Your goal: Records follow. Pull out every line that contains "page".

** begin Items **

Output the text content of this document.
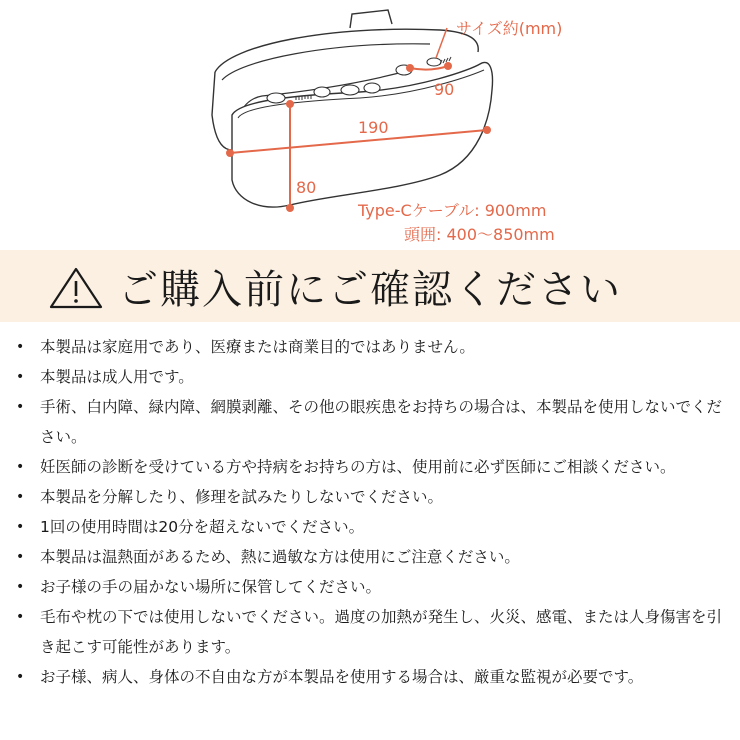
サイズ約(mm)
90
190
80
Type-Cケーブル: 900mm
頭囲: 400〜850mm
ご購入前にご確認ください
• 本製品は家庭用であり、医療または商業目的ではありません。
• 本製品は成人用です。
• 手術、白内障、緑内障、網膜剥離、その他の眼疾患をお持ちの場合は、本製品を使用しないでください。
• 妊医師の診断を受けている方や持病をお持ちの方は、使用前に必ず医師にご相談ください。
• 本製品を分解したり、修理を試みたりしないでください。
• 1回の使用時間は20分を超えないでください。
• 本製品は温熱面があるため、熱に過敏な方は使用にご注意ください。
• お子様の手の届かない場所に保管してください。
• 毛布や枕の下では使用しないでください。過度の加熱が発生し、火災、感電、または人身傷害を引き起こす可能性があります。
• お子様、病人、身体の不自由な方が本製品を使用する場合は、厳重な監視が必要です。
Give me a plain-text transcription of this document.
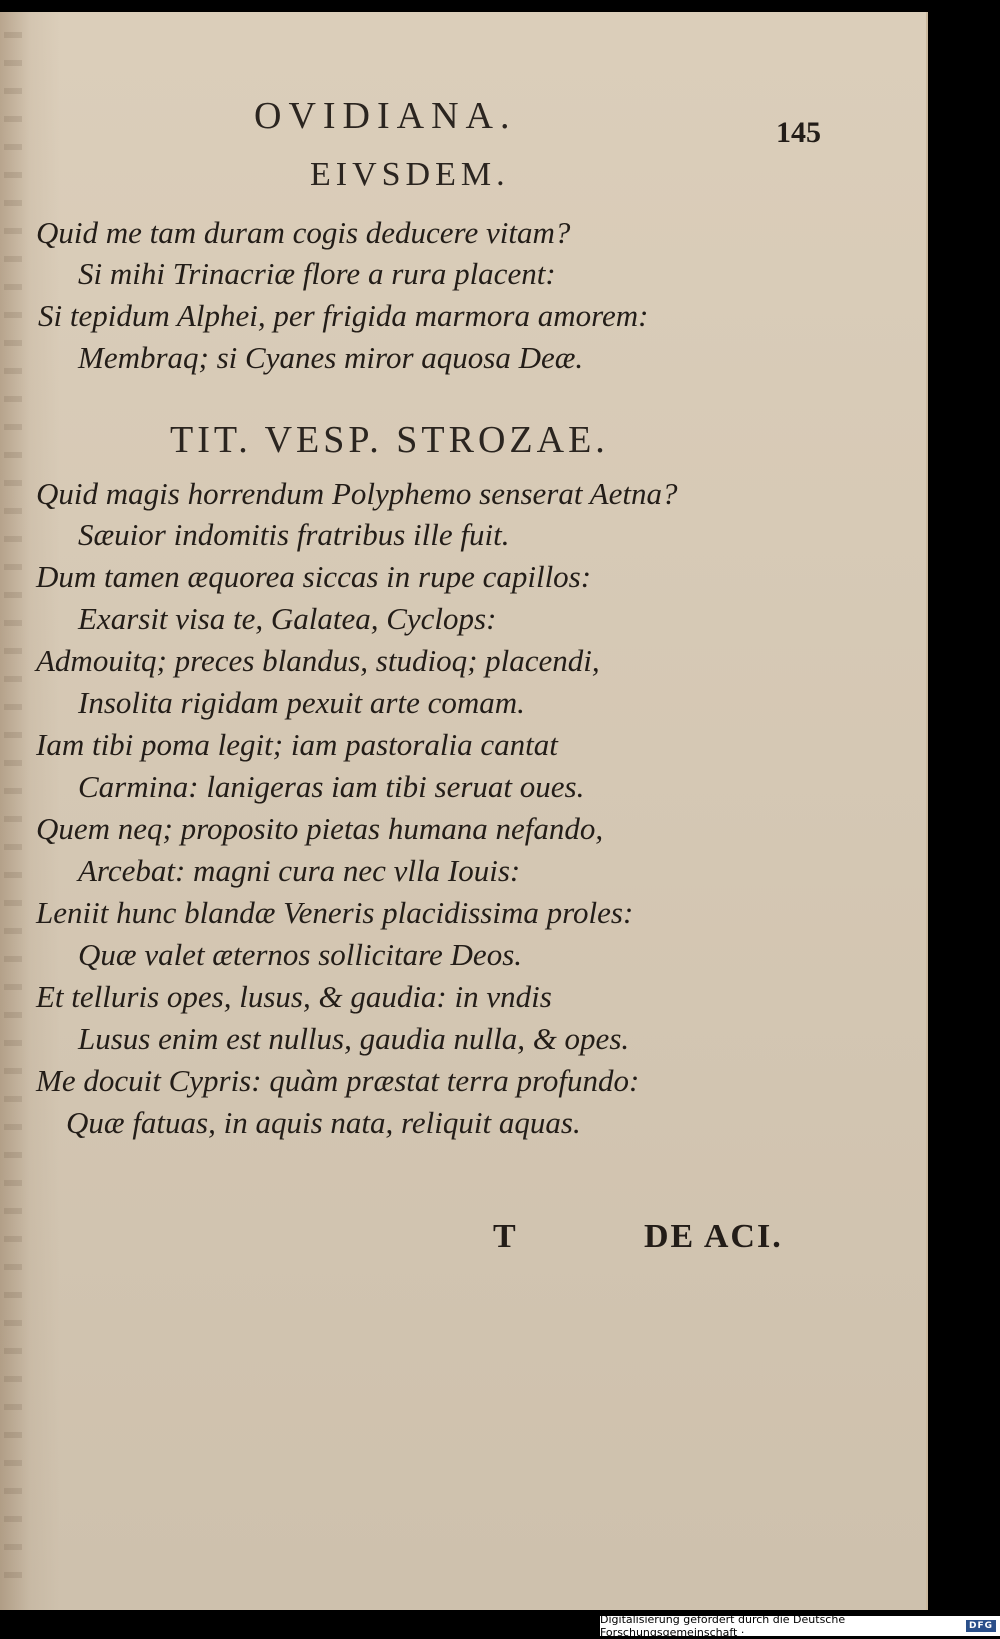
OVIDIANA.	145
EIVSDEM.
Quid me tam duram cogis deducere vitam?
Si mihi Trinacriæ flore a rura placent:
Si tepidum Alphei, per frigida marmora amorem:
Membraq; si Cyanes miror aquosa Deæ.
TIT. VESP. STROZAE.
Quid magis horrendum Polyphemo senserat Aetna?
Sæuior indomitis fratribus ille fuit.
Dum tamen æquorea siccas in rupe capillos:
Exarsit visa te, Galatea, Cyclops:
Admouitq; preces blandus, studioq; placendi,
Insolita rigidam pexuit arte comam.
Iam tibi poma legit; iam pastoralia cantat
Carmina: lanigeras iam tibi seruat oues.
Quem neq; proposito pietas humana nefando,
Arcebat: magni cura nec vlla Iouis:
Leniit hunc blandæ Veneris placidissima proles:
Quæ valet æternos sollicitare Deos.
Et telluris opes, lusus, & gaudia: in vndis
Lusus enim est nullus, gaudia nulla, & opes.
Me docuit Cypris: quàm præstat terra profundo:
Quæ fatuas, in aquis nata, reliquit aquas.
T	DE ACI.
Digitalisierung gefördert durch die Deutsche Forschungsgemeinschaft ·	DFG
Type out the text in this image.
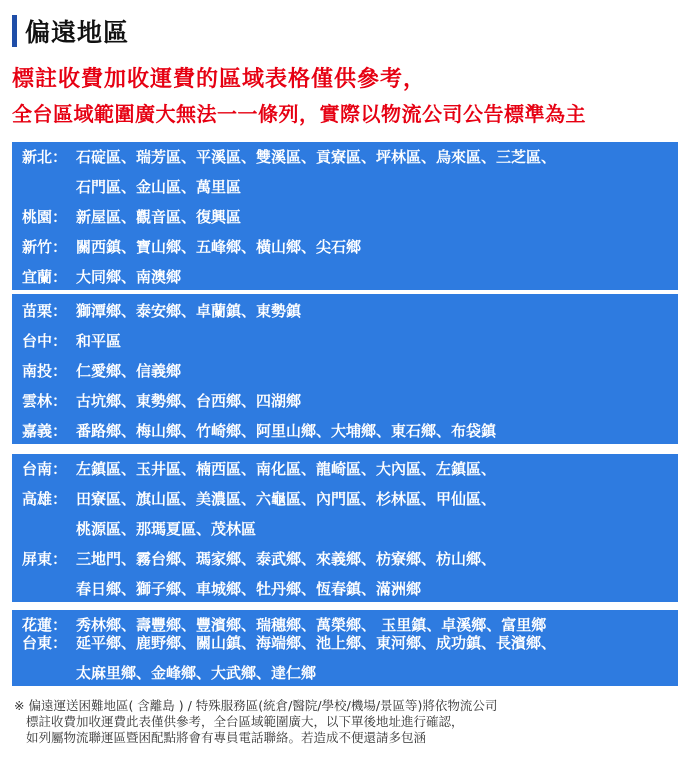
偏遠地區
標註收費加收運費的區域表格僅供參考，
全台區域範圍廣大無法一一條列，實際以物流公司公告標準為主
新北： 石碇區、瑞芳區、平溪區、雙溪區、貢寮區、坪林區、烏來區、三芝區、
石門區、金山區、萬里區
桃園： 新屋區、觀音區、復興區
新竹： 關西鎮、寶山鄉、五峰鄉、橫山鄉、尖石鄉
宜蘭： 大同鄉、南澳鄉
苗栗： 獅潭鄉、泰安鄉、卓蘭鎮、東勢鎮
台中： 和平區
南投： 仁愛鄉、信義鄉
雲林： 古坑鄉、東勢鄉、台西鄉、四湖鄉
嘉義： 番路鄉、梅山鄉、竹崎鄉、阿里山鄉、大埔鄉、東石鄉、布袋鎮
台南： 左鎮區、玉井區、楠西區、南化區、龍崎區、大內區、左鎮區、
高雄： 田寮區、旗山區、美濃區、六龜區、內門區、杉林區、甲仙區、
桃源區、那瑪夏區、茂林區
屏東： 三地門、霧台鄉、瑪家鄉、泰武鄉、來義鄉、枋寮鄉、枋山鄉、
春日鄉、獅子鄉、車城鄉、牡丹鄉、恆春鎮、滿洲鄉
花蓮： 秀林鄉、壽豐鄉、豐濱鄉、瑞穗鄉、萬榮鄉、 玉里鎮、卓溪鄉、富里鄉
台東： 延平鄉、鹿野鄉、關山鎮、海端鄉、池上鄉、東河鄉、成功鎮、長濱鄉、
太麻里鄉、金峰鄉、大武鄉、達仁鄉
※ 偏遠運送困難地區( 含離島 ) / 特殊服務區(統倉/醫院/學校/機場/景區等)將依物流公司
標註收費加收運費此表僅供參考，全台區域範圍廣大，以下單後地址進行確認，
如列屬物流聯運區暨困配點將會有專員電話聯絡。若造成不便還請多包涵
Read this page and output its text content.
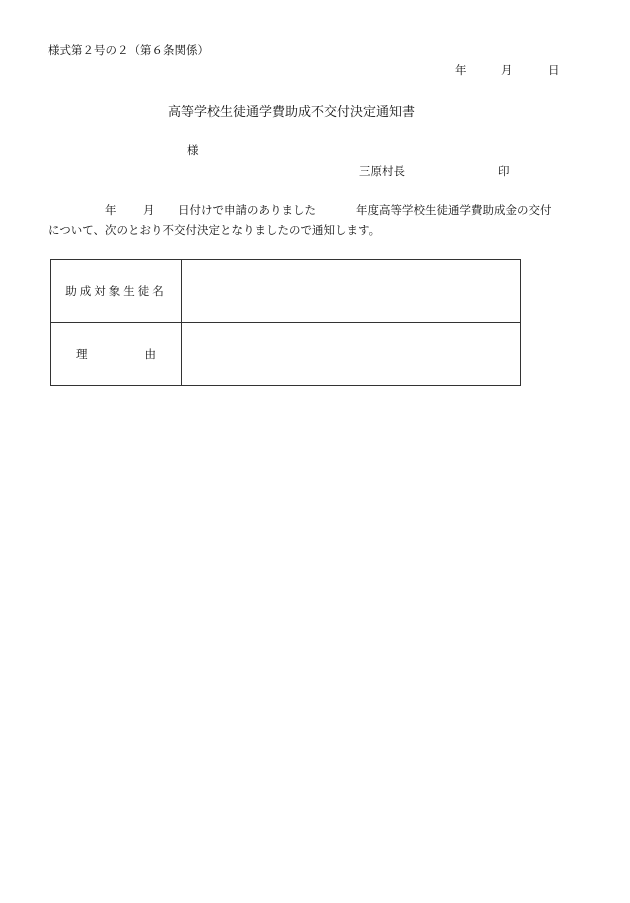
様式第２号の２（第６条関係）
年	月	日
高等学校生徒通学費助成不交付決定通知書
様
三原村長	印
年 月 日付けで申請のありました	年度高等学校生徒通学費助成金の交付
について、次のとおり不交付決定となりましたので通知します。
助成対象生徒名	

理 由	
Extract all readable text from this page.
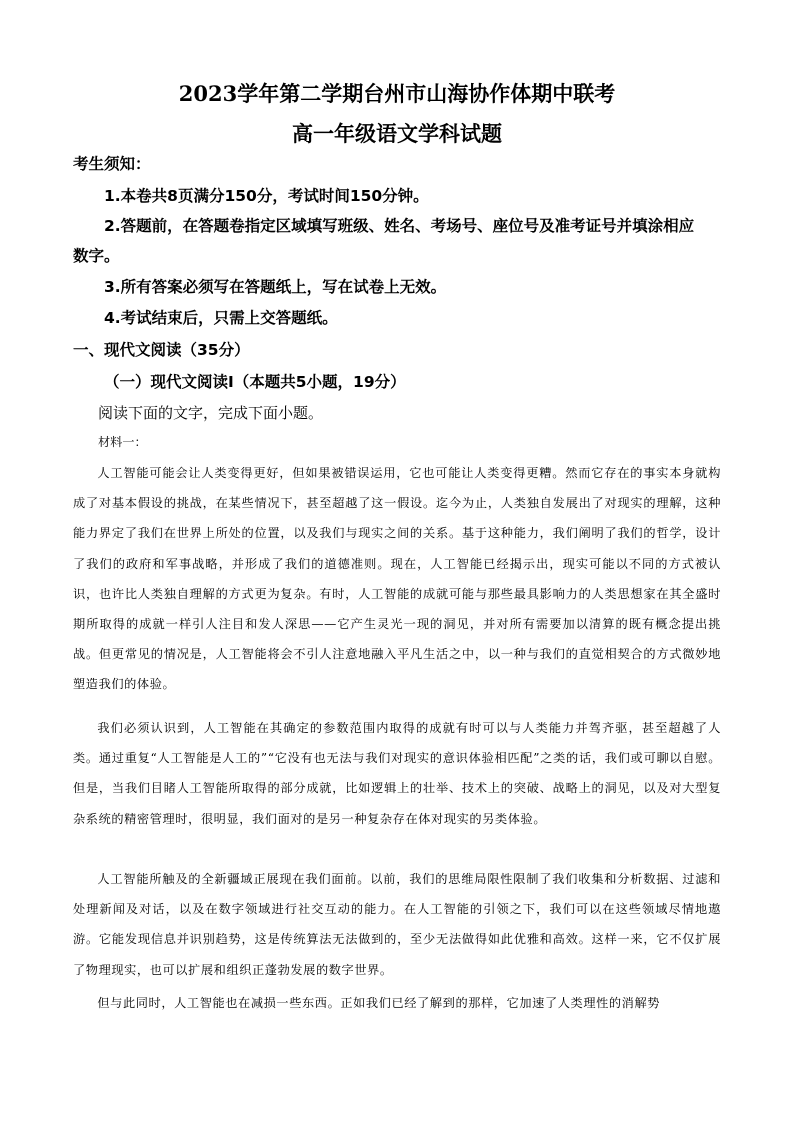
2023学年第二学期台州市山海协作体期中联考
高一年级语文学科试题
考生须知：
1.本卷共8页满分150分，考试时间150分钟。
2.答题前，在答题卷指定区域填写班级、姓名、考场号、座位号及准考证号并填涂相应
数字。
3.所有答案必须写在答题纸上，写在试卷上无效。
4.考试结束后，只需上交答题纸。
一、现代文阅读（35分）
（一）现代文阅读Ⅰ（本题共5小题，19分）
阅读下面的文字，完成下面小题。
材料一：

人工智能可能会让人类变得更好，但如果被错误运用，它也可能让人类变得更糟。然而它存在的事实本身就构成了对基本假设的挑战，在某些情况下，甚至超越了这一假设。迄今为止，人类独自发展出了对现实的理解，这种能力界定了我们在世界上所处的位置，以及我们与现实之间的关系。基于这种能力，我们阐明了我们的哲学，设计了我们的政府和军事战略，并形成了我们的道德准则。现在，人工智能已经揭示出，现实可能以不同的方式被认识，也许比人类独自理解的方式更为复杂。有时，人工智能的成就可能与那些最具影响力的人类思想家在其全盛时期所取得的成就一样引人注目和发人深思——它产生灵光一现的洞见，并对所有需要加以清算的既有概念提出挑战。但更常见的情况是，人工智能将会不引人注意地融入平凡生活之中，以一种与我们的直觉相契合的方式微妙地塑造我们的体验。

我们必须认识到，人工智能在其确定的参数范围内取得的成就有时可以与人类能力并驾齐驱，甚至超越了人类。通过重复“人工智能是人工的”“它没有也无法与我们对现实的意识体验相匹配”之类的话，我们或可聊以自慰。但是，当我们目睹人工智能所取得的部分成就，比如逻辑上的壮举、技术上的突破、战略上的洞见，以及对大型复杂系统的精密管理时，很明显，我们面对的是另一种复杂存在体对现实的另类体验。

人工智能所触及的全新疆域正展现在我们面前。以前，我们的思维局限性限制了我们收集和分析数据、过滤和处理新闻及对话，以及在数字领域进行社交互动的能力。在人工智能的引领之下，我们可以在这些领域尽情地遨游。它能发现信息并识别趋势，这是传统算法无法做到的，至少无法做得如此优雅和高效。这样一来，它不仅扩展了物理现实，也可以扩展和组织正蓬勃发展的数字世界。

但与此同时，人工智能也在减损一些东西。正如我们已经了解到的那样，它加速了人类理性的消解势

** end Items **

Exercise answer:
Read this page and output its text content.
Extract all readable text from this page.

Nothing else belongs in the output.